- [Your task]:
The records that follow must be repeated verbatim, every one of them.

- [Material provided]:
# # # # # # #
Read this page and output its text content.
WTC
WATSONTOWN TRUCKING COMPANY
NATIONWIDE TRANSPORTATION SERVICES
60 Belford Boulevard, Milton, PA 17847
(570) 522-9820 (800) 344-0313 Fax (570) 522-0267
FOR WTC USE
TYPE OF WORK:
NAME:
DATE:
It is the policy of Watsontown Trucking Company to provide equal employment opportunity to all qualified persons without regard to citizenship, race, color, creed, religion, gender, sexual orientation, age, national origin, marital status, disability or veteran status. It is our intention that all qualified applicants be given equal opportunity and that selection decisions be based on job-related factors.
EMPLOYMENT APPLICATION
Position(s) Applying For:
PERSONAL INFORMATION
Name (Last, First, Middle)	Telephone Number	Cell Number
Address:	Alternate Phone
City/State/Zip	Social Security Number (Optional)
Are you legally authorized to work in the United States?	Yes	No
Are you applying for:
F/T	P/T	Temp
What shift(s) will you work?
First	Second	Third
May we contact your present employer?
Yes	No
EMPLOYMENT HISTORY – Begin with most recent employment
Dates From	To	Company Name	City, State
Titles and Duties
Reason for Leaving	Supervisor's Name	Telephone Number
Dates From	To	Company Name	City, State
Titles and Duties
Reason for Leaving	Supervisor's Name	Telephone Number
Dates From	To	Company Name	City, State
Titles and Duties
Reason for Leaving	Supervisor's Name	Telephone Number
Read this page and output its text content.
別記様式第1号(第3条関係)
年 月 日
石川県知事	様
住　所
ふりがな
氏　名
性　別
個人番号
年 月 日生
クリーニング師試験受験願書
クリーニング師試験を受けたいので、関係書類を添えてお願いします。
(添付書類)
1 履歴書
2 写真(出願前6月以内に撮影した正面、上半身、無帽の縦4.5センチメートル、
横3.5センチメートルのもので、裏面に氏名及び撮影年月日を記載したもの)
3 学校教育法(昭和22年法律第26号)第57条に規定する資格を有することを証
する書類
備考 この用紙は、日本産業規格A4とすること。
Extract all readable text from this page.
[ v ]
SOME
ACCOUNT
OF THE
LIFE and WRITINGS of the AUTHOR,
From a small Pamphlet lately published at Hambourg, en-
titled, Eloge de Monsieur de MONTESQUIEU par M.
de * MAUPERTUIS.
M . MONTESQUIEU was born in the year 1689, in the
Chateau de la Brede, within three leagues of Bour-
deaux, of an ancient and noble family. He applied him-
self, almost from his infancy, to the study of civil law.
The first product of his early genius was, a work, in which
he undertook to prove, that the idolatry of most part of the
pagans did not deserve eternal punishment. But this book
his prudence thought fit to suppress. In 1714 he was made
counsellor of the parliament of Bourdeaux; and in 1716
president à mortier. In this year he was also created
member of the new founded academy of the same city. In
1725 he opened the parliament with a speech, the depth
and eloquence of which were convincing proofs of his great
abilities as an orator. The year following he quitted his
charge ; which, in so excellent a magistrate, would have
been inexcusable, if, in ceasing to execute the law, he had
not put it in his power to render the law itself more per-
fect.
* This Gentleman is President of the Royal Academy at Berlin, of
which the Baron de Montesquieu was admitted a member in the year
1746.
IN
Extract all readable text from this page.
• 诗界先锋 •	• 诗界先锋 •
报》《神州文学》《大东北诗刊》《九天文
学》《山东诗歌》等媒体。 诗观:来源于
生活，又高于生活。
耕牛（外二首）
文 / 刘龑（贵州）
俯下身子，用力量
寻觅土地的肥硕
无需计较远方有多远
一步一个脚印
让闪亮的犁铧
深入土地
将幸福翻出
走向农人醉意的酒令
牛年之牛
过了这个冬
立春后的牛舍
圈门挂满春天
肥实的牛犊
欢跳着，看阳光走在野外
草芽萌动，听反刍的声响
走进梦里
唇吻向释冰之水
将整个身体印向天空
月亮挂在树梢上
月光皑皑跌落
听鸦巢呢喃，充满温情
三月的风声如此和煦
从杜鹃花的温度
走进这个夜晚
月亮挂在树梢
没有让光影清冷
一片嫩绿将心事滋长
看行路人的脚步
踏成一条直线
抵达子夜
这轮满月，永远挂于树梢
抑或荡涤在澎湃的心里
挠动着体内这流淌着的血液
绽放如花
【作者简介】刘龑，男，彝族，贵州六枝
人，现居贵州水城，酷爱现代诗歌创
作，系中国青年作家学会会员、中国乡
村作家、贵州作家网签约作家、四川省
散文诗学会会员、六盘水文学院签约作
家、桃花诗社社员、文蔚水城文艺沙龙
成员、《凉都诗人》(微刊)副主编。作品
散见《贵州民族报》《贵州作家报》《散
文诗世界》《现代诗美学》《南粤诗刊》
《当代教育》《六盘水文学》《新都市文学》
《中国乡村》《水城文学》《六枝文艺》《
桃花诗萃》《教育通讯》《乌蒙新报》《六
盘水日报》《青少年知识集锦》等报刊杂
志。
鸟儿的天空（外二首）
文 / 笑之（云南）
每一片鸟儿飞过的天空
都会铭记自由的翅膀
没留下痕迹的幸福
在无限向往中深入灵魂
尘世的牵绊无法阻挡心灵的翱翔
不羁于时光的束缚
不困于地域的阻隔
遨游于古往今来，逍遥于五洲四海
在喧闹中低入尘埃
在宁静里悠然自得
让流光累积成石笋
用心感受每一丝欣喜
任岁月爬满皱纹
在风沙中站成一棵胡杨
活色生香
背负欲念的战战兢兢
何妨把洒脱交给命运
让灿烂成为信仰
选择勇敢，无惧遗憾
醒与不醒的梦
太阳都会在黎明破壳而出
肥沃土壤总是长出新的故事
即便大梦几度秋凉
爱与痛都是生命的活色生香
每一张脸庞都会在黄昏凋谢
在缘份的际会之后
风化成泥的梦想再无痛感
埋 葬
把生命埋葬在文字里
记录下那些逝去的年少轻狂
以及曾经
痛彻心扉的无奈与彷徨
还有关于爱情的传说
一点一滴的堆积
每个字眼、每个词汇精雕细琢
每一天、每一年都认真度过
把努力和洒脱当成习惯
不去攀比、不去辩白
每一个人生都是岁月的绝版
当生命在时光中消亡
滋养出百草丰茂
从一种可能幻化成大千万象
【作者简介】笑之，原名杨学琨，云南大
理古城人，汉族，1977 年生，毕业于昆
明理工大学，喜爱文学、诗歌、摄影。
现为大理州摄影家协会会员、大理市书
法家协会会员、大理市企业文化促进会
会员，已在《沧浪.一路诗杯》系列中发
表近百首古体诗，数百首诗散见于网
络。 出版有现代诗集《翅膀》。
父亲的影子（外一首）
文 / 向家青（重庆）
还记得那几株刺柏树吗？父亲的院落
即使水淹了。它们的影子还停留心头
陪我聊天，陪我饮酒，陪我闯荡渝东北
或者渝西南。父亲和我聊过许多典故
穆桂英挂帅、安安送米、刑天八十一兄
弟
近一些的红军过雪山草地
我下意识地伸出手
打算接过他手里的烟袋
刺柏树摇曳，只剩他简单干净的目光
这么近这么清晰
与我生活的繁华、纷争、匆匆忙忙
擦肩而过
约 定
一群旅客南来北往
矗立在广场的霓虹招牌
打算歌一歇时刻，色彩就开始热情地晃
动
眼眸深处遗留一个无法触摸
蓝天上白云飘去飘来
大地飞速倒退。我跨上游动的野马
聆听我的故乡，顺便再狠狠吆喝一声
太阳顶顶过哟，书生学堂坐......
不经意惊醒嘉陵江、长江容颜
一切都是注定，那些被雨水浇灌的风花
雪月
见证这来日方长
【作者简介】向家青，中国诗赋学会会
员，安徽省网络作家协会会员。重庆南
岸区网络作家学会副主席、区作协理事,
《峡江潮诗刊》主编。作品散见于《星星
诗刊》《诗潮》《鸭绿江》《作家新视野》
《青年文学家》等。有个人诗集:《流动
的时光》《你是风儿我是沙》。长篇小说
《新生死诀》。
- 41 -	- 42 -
# # # # # # #
- [The output]:
Read this page and output its text content.
WTC
WATSONTOWN TRUCKING COMPANY
NATIONWIDE TRANSPORTATION SERVICES
60 Belford Boulevard, Milton, PA 17847
(570) 522-9820 (800) 344-0313 Fax (570) 522-0267
FOR WTC USE
TYPE OF WORK:
NAME:
DATE:
It is the policy of Watsontown Trucking Company to provide equal employment opportunity to all qualified persons without regard to citizenship, race, color, creed, religion, gender, sexual orientation, age, national origin, marital status, disability or veteran status. It is our intention that all qualified applicants be given equal opportunity and that selection decisions be based on job-related factors.
EMPLOYMENT APPLICATION
Position(s) Applying For:
PERSONAL INFORMATION
Name (Last, First, Middle)	Telephone Number	Cell Number
Address:	Alternate Phone
City/State/Zip	Social Security Number (Optional)
Are you legally authorized to work in the United States?	Yes	No
Are you applying for:
F/T	P/T	Temp
What shift(s) will you work?
First	Second	Third
May we contact your present employer?
Yes	No
EMPLOYMENT HISTORY – Begin with most recent employment
Dates From	To	Company Name	City, State
Titles and Duties
Reason for Leaving	Supervisor's Name	Telephone Number
Dates From	To	Company Name	City, State
Titles and Duties
Reason for Leaving	Supervisor's Name	Telephone Number
Dates From	To	Company Name	City, State
Titles and Duties
Reason for Leaving	Supervisor's Name	Telephone Number
Read this page and output its text content.
別記様式第1号(第3条関係)
年 月 日
石川県知事	様
住　所
ふりがな
氏　名
性　別
個人番号
年 月 日生
クリーニング師試験受験願書
クリーニング師試験を受けたいので、関係書類を添えてお願いします。
(添付書類)
1 履歴書
2 写真(出願前6月以内に撮影した正面、上半身、無帽の縦4.5センチメートル、
横3.5センチメートルのもので、裏面に氏名及び撮影年月日を記載したもの)
3 学校教育法(昭和22年法律第26号)第57条に規定する資格を有することを証
する書類
備考 この用紙は、日本産業規格A4とすること。
Extract all readable text from this page.
[ v ]
SOME
ACCOUNT
OF THE
LIFE and WRITINGS of the AUTHOR,
From a small Pamphlet lately published at Hambourg, en-
titled, Eloge de Monsieur de MONTESQUIEU par M.
de * MAUPERTUIS.
M . MONTESQUIEU was born in the year 1689, in the
Chateau de la Brede, within three leagues of Bour-
deaux, of an ancient and noble family. He applied him-
self, almost from his infancy, to the study of civil law.
The first product of his early genius was, a work, in which
he undertook to prove, that the idolatry of most part of the
pagans did not deserve eternal punishment. But this book
his prudence thought fit to suppress. In 1714 he was made
counsellor of the parliament of Bourdeaux; and in 1716
president à mortier. In this year he was also created
member of the new founded academy of the same city. In
1725 he opened the parliament with a speech, the depth
and eloquence of which were convincing proofs of his great
abilities as an orator. The year following he quitted his
charge ; which, in so excellent a magistrate, would have
been inexcusable, if, in ceasing to execute the law, he had
not put it in his power to render the law itself more per-
fect.
* This Gentleman is President of the Royal Academy at Berlin, of
which the Baron de Montesquieu was admitted a member in the year
1746.
IN
Extract all readable text from this page.
• 诗界先锋 •	• 诗界先锋 •
报》《神州文学》《大东北诗刊》《九天文
学》《山东诗歌》等媒体。 诗观:来源于
生活，又高于生活。
耕牛（外二首）
文 / 刘龑（贵州）
俯下身子，用力量
寻觅土地的肥硕
无需计较远方有多远
一步一个脚印
让闪亮的犁铧
深入土地
将幸福翻出
走向农人醉意的酒令
牛年之牛
过了这个冬
立春后的牛舍
圈门挂满春天
肥实的牛犊
欢跳着，看阳光走在野外
草芽萌动，听反刍的声响
走进梦里
唇吻向释冰之水
将整个身体印向天空
月亮挂在树梢上
月光皑皑跌落
听鸦巢呢喃，充满温情
三月的风声如此和煦
从杜鹃花的温度
走进这个夜晚
月亮挂在树梢
没有让光影清冷
一片嫩绿将心事滋长
看行路人的脚步
踏成一条直线
抵达子夜
这轮满月，永远挂于树梢
抑或荡涤在澎湃的心里
挠动着体内这流淌着的血液
绽放如花
【作者简介】刘龑，男，彝族，贵州六枝
人，现居贵州水城，酷爱现代诗歌创
作，系中国青年作家学会会员、中国乡
村作家、贵州作家网签约作家、四川省
散文诗学会会员、六盘水文学院签约作
家、桃花诗社社员、文蔚水城文艺沙龙
成员、《凉都诗人》(微刊)副主编。作品
散见《贵州民族报》《贵州作家报》《散
文诗世界》《现代诗美学》《南粤诗刊》
《当代教育》《六盘水文学》《新都市文学》
《中国乡村》《水城文学》《六枝文艺》《
桃花诗萃》《教育通讯》《乌蒙新报》《六
盘水日报》《青少年知识集锦》等报刊杂
志。
鸟儿的天空（外二首）
文 / 笑之（云南）
每一片鸟儿飞过的天空
都会铭记自由的翅膀
没留下痕迹的幸福
在无限向往中深入灵魂
尘世的牵绊无法阻挡心灵的翱翔
不羁于时光的束缚
不困于地域的阻隔
遨游于古往今来，逍遥于五洲四海
在喧闹中低入尘埃
在宁静里悠然自得
让流光累积成石笋
用心感受每一丝欣喜
任岁月爬满皱纹
在风沙中站成一棵胡杨
活色生香
背负欲念的战战兢兢
何妨把洒脱交给命运
让灿烂成为信仰
选择勇敢，无惧遗憾
醒与不醒的梦
太阳都会在黎明破壳而出
肥沃土壤总是长出新的故事
即便大梦几度秋凉
爱与痛都是生命的活色生香
每一张脸庞都会在黄昏凋谢
在缘份的际会之后
风化成泥的梦想再无痛感
埋 葬
把生命埋葬在文字里
记录下那些逝去的年少轻狂
以及曾经
痛彻心扉的无奈与彷徨
还有关于爱情的传说
一点一滴的堆积
每个字眼、每个词汇精雕细琢
每一天、每一年都认真度过
把努力和洒脱当成习惯
不去攀比、不去辩白
每一个人生都是岁月的绝版
当生命在时光中消亡
滋养出百草丰茂
从一种可能幻化成大千万象
【作者简介】笑之，原名杨学琨，云南大
理古城人，汉族，1977 年生，毕业于昆
明理工大学，喜爱文学、诗歌、摄影。
现为大理州摄影家协会会员、大理市书
法家协会会员、大理市企业文化促进会
会员，已在《沧浪.一路诗杯》系列中发
表近百首古体诗，数百首诗散见于网
络。 出版有现代诗集《翅膀》。
父亲的影子（外一首）
文 / 向家青（重庆）
还记得那几株刺柏树吗？父亲的院落
即使水淹了。它们的影子还停留心头
陪我聊天，陪我饮酒，陪我闯荡渝东北
或者渝西南。父亲和我聊过许多典故
穆桂英挂帅、安安送米、刑天八十一兄
弟
近一些的红军过雪山草地
我下意识地伸出手
打算接过他手里的烟袋
刺柏树摇曳，只剩他简单干净的目光
这么近这么清晰
与我生活的繁华、纷争、匆匆忙忙
擦肩而过
约 定
一群旅客南来北往
矗立在广场的霓虹招牌
打算歌一歇时刻，色彩就开始热情地晃
动
眼眸深处遗留一个无法触摸
蓝天上白云飘去飘来
大地飞速倒退。我跨上游动的野马
聆听我的故乡，顺便再狠狠吆喝一声
太阳顶顶过哟，书生学堂坐......
不经意惊醒嘉陵江、长江容颜
一切都是注定，那些被雨水浇灌的风花
雪月
见证这来日方长
【作者简介】向家青，中国诗赋学会会
员，安徽省网络作家协会会员。重庆南
岸区网络作家学会副主席、区作协理事,
《峡江潮诗刊》主编。作品散见于《星星
诗刊》《诗潮》《鸭绿江》《作家新视野》
《青年文学家》等。有个人诗集:《流动
的时光》《你是风儿我是沙》。长篇小说
《新生死诀》。
- 41 -	- 42 -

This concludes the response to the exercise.